• Prompt
Search the listing for the string "SDTVAR" and copy every line that contains it.

• Supplied data
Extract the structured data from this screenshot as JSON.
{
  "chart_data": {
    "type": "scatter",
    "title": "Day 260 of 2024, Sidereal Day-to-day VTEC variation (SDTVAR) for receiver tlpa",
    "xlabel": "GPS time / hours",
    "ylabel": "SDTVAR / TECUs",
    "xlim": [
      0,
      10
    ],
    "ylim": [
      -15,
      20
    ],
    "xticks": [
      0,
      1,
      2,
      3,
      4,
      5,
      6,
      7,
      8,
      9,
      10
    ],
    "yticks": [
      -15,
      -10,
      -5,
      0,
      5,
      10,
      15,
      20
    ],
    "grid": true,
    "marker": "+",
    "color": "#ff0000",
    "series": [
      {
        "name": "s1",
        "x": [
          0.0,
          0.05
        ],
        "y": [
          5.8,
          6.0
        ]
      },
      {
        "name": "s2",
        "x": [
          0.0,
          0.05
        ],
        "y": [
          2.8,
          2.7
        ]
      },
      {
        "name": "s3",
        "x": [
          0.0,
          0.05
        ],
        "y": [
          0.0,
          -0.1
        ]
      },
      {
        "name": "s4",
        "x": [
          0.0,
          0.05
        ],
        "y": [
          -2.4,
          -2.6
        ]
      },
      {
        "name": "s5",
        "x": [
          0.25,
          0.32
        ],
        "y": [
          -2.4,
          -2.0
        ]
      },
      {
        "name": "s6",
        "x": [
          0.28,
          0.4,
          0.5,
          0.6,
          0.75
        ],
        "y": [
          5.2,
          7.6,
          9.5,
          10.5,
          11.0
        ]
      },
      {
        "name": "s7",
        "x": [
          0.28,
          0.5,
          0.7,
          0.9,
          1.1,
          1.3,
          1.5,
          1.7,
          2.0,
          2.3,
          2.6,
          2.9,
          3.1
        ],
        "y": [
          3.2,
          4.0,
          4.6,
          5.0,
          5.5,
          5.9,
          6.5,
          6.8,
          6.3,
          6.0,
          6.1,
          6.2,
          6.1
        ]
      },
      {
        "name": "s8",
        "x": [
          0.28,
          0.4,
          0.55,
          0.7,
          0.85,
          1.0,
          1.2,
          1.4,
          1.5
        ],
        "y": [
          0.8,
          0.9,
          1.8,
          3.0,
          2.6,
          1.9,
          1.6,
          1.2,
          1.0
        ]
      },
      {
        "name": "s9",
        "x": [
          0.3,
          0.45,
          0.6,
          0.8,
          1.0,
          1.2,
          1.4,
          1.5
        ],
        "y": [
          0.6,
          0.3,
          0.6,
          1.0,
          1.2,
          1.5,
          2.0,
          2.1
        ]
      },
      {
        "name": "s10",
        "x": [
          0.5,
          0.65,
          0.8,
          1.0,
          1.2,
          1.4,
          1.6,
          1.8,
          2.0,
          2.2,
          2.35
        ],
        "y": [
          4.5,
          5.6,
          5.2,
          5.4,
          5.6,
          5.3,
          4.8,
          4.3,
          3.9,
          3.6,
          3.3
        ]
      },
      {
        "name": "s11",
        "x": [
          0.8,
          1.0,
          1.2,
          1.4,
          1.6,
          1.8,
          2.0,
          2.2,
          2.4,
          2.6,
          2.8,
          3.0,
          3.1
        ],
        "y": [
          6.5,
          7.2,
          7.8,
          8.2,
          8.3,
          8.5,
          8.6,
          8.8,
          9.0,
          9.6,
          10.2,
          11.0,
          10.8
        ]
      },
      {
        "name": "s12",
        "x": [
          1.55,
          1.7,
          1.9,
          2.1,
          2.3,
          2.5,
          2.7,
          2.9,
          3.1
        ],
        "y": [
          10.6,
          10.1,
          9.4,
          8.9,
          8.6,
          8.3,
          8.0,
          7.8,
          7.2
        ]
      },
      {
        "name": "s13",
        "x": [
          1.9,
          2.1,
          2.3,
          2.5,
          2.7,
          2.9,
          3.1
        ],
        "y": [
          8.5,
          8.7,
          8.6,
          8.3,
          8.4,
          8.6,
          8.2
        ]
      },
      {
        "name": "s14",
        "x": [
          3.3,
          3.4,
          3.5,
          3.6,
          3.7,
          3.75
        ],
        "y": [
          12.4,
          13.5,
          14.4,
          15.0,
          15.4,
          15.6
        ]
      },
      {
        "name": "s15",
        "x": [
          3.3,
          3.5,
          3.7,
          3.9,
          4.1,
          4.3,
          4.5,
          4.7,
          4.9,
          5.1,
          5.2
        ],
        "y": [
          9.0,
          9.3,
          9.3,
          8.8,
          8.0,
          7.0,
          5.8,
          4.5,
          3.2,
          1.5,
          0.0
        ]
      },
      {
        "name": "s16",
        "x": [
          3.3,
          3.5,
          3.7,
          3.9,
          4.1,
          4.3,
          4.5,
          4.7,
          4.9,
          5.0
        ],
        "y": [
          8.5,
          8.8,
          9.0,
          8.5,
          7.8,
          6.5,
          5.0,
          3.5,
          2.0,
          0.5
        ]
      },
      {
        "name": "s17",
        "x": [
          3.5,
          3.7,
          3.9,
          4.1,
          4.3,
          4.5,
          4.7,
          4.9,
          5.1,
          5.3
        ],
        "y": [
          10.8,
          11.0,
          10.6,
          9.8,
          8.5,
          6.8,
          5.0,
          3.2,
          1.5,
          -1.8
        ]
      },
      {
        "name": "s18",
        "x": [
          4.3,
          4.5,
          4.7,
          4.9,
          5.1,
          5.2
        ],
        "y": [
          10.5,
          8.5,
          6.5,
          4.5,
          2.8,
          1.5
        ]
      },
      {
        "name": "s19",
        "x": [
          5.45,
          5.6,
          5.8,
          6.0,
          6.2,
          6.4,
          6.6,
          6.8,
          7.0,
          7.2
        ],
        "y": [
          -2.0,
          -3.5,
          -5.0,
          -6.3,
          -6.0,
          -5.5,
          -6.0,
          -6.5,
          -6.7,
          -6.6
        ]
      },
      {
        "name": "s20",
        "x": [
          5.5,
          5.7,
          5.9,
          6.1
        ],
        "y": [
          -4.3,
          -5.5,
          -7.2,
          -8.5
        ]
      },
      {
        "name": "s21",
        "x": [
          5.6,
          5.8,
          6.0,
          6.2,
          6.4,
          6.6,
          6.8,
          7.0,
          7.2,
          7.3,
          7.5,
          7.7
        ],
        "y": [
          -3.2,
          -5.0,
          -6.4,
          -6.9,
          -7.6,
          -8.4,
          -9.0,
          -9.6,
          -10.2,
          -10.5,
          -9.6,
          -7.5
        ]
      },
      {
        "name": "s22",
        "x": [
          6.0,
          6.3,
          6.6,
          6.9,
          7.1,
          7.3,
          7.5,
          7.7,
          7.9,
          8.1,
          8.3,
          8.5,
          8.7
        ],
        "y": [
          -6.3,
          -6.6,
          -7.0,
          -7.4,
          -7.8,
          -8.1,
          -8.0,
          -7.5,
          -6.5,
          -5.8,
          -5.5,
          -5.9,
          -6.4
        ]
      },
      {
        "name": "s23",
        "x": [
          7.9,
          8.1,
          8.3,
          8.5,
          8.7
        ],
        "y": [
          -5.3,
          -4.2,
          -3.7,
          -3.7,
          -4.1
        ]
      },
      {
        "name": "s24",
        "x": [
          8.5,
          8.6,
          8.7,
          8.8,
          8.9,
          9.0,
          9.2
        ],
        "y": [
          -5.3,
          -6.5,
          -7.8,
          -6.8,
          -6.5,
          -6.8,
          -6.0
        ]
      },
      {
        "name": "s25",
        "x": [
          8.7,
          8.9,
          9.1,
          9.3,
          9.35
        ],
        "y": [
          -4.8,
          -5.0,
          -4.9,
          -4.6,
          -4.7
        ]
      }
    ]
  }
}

• Task answer
    "title": "Day 260 of 2024, Sidereal Day-to-day VTEC variation (SDTVAR) for receiver tlpa",
    "ylabel": "SDTVAR / TECUs",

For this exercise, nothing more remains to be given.